- _Problem statement_
Check each line of the listing below for the string "this", and copy the ones that have it.

- _Records provided_
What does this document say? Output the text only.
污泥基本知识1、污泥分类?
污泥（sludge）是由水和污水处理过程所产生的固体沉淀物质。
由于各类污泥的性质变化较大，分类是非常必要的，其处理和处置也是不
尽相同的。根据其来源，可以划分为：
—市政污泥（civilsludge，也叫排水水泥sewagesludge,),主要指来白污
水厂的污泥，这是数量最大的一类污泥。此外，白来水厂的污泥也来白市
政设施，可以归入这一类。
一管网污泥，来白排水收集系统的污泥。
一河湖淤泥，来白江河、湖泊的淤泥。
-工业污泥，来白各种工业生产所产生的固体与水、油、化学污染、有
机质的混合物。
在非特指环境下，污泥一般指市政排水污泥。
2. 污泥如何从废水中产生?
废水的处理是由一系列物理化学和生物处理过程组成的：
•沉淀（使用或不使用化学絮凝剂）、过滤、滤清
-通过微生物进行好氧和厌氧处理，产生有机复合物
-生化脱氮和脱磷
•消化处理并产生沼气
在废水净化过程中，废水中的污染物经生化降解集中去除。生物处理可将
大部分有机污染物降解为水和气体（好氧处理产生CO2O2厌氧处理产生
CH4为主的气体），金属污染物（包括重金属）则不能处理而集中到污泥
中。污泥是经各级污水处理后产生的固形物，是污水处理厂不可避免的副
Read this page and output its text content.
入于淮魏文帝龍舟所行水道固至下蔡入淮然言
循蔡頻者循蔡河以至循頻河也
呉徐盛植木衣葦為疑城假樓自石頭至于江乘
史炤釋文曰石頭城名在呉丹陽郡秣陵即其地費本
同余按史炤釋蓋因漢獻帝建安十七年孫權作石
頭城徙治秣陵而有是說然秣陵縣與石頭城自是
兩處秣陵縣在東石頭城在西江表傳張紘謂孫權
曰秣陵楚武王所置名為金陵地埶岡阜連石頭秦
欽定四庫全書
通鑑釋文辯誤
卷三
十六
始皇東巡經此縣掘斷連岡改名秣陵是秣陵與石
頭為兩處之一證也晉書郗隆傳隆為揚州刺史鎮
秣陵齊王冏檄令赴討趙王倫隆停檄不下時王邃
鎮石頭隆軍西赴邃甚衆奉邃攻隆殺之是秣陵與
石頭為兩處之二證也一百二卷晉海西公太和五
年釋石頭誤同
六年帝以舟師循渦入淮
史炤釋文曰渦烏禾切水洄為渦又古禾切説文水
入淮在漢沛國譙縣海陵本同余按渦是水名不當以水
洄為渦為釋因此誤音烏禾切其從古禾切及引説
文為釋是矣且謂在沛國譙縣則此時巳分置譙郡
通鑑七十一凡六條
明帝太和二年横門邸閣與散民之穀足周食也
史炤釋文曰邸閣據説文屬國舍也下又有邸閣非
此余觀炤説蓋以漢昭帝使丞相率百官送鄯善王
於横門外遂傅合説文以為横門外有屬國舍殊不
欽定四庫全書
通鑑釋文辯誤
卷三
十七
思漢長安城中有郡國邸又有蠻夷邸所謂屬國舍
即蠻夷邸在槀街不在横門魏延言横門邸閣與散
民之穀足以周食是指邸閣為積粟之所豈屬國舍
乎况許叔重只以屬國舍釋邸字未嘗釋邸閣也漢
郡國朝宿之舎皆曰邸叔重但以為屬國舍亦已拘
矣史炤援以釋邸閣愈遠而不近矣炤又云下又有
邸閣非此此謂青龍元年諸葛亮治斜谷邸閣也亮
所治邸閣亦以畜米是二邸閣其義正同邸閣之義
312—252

- _Exercise solution_
What does this document say? Output the text only.
Read this page and output its text content.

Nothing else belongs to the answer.